**Task objective**. Gather the lines from the material that contain "JSON".

**Entries shown**.

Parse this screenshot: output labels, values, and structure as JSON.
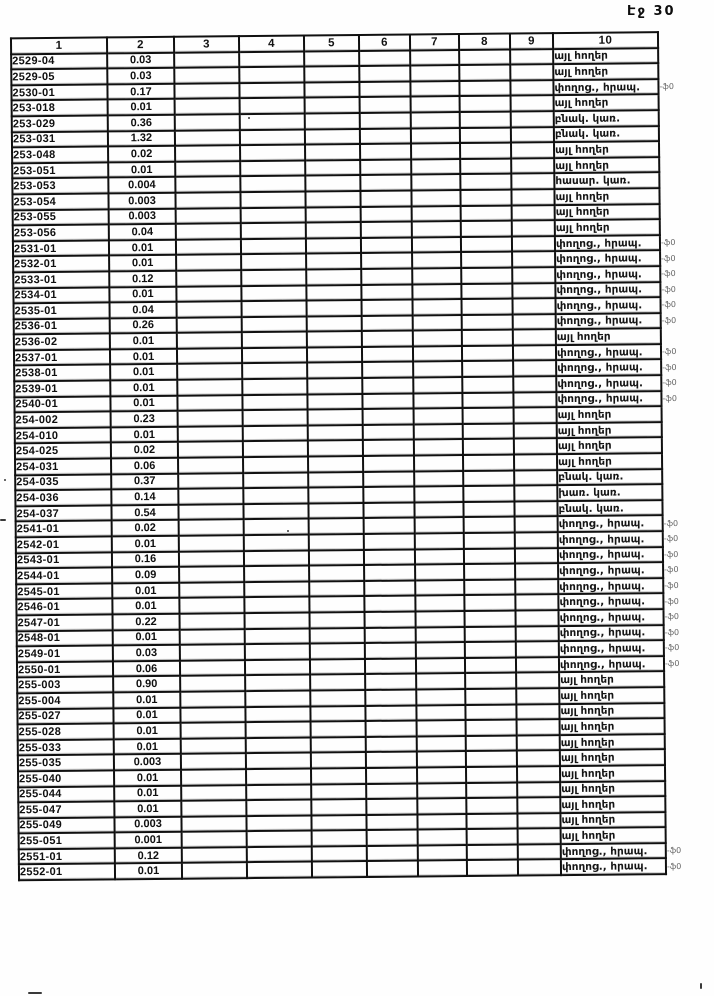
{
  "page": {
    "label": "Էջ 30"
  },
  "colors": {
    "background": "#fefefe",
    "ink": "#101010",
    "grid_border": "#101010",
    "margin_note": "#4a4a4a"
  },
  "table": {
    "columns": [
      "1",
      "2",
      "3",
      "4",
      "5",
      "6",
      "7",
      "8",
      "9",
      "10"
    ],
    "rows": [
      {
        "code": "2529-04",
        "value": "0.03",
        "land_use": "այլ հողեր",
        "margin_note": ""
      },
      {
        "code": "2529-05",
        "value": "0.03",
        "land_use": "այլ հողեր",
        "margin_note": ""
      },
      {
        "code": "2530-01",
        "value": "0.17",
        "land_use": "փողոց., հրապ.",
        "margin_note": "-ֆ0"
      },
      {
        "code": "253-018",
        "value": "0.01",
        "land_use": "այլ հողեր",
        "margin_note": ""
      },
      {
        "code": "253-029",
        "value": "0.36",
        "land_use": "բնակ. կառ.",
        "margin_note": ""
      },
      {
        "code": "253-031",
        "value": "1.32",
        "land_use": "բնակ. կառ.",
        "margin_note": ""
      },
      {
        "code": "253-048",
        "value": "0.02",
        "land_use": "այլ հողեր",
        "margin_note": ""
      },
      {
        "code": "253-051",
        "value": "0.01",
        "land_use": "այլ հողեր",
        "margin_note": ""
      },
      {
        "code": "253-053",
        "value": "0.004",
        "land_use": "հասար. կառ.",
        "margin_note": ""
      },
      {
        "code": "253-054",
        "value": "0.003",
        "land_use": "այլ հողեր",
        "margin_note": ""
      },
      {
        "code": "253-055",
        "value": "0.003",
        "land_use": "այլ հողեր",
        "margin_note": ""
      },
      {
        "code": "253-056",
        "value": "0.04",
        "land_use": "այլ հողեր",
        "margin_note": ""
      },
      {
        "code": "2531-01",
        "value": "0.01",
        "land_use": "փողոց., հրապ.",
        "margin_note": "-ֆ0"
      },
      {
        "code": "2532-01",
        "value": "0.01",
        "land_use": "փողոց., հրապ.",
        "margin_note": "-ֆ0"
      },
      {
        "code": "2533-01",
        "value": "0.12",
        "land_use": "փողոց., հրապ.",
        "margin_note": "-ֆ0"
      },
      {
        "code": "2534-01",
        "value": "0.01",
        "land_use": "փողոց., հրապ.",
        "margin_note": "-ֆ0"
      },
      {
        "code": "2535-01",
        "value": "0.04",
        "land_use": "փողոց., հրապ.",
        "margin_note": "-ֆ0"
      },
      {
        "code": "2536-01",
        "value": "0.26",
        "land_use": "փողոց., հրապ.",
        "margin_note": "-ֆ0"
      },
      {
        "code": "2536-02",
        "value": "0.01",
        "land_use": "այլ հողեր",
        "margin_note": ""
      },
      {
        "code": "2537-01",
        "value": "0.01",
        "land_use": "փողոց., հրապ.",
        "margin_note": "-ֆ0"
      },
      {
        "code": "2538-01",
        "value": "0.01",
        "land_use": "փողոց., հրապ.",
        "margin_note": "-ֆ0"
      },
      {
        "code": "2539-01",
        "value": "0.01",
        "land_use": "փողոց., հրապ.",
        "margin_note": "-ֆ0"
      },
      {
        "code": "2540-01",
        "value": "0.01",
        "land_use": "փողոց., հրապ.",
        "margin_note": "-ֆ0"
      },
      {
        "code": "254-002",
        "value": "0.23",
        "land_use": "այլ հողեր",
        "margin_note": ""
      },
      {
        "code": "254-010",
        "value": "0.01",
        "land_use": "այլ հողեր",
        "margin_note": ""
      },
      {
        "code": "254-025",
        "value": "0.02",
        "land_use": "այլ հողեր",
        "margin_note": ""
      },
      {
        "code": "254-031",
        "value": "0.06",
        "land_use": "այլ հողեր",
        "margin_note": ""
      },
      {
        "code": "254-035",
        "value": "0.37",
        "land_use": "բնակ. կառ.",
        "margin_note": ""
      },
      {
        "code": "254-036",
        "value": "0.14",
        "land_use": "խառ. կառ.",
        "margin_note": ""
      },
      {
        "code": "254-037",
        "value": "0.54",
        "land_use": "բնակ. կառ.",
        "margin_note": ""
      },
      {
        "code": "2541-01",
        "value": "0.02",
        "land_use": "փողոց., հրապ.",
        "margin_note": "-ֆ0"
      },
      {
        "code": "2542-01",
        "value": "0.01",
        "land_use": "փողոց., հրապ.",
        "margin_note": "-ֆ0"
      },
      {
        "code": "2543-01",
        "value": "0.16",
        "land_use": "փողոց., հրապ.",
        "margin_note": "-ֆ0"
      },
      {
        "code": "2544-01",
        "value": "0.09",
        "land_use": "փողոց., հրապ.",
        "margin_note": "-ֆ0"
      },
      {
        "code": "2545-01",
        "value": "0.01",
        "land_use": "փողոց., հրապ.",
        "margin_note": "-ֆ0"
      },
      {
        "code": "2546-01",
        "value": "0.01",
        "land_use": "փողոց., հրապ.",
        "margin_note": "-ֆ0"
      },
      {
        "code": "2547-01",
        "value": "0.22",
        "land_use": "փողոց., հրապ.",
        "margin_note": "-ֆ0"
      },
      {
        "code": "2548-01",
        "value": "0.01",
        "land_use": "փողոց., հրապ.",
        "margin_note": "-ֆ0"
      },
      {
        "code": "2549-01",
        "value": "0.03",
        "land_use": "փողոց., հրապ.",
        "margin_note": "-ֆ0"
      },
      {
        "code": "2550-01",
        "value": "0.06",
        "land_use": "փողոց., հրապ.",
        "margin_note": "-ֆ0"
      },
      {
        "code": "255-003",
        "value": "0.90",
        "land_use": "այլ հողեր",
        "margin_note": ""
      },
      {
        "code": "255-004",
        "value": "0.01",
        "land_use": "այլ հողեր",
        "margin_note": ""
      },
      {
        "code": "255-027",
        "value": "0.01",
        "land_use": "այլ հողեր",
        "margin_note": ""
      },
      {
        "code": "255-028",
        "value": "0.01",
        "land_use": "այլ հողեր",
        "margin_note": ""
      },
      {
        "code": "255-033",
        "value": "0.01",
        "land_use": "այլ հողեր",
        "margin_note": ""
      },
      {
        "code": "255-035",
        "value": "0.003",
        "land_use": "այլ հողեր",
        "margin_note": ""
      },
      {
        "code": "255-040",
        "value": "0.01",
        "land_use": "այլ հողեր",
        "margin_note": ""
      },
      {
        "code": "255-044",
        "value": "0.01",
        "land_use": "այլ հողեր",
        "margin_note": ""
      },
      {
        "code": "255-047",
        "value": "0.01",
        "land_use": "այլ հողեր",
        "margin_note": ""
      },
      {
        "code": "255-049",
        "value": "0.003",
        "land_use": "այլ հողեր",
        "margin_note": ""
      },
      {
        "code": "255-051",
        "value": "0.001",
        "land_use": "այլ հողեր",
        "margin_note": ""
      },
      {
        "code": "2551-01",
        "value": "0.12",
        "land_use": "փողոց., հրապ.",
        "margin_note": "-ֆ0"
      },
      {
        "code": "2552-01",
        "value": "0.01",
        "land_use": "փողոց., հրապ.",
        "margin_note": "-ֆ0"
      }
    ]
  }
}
* * *
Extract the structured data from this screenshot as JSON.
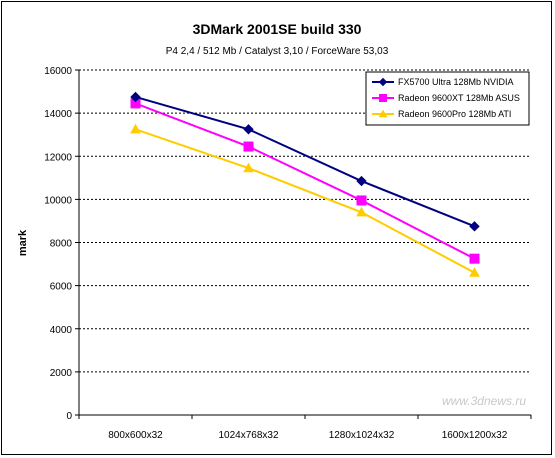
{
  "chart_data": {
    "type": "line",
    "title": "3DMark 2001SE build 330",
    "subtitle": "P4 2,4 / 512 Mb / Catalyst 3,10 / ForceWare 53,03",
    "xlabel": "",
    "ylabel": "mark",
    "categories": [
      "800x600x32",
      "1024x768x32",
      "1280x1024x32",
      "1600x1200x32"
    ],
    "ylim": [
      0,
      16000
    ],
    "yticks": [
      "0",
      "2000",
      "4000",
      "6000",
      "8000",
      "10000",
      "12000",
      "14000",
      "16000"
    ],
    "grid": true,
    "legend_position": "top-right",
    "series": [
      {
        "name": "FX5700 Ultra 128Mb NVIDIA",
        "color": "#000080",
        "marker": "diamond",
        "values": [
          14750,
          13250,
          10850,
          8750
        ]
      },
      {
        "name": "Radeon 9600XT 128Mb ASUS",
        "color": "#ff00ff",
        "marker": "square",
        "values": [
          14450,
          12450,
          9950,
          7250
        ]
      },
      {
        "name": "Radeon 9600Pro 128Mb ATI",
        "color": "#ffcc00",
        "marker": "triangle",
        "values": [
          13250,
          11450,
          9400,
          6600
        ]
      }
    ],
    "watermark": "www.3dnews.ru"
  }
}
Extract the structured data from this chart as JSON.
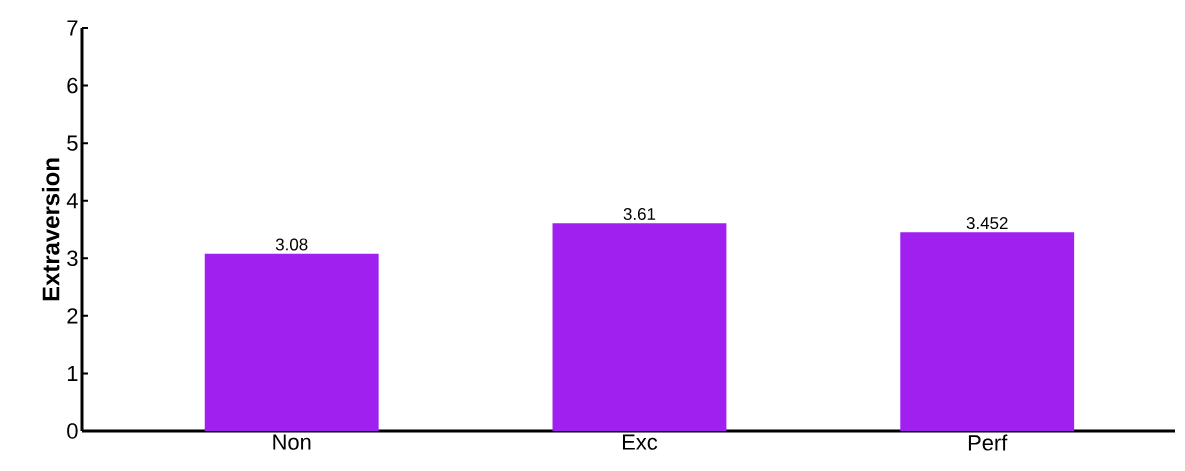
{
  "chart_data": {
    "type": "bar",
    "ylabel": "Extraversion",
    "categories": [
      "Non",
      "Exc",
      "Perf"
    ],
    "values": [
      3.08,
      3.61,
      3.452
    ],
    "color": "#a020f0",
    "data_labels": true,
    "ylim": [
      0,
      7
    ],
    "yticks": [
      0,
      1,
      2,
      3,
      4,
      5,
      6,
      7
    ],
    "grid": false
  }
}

**The answer**.
Parse this screenshot: output labels, values, and structure as JSON.
Extract the structured data from this screenshot as JSON.
Extract the structured data from this chart as JSON.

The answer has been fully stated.